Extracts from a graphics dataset
= = = = =

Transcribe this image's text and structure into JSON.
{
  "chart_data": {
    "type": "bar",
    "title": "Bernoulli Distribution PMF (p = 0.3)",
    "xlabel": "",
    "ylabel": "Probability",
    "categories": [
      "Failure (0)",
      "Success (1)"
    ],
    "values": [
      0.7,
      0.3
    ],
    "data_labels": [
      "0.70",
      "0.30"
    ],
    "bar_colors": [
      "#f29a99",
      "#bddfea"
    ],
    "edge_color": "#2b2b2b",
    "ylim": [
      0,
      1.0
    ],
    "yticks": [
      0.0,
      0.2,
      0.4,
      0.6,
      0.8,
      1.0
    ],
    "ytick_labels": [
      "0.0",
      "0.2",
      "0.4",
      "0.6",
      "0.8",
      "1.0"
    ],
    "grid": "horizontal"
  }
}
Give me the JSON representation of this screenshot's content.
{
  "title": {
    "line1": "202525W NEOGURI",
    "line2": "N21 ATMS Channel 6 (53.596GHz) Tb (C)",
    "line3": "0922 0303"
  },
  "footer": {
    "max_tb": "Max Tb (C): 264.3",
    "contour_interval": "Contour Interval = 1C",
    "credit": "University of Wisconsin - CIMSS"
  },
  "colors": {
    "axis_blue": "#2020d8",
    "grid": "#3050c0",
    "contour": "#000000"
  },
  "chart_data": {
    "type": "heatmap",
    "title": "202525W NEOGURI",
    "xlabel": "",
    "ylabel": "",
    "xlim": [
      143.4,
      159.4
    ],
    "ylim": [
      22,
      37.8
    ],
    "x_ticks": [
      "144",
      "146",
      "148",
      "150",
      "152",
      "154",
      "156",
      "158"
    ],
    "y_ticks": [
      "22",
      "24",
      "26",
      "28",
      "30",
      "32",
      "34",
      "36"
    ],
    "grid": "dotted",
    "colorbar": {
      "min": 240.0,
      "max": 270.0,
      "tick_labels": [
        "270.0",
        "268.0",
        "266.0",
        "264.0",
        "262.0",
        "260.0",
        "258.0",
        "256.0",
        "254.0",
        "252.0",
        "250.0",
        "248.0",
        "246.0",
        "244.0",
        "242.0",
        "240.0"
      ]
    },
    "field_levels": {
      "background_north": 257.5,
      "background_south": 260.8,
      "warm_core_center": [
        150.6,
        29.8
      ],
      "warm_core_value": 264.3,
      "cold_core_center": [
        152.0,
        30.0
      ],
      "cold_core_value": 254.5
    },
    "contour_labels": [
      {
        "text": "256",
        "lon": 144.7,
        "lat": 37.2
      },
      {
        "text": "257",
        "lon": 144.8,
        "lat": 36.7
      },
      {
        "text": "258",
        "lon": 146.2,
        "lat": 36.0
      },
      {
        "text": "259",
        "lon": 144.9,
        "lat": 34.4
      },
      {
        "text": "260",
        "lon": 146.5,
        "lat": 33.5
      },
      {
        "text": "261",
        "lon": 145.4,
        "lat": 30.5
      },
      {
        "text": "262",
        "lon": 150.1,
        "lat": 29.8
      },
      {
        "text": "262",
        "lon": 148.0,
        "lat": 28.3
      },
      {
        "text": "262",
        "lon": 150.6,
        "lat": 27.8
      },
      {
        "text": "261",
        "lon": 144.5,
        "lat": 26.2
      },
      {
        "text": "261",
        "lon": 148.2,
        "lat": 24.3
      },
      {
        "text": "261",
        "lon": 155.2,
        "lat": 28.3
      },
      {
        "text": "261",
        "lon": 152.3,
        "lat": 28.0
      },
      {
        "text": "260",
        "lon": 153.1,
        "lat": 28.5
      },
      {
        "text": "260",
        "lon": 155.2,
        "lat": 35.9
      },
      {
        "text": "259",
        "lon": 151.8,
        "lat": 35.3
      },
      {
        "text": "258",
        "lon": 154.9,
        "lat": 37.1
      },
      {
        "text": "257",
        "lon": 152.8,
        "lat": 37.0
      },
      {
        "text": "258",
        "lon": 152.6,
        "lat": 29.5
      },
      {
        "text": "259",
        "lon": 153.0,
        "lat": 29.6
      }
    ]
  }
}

= = = = =

→ EXERCISE BRIEF
State how many lines in the entries above include the word "this"; reply with the number alone.

→ WRITTEN RESPONSE
2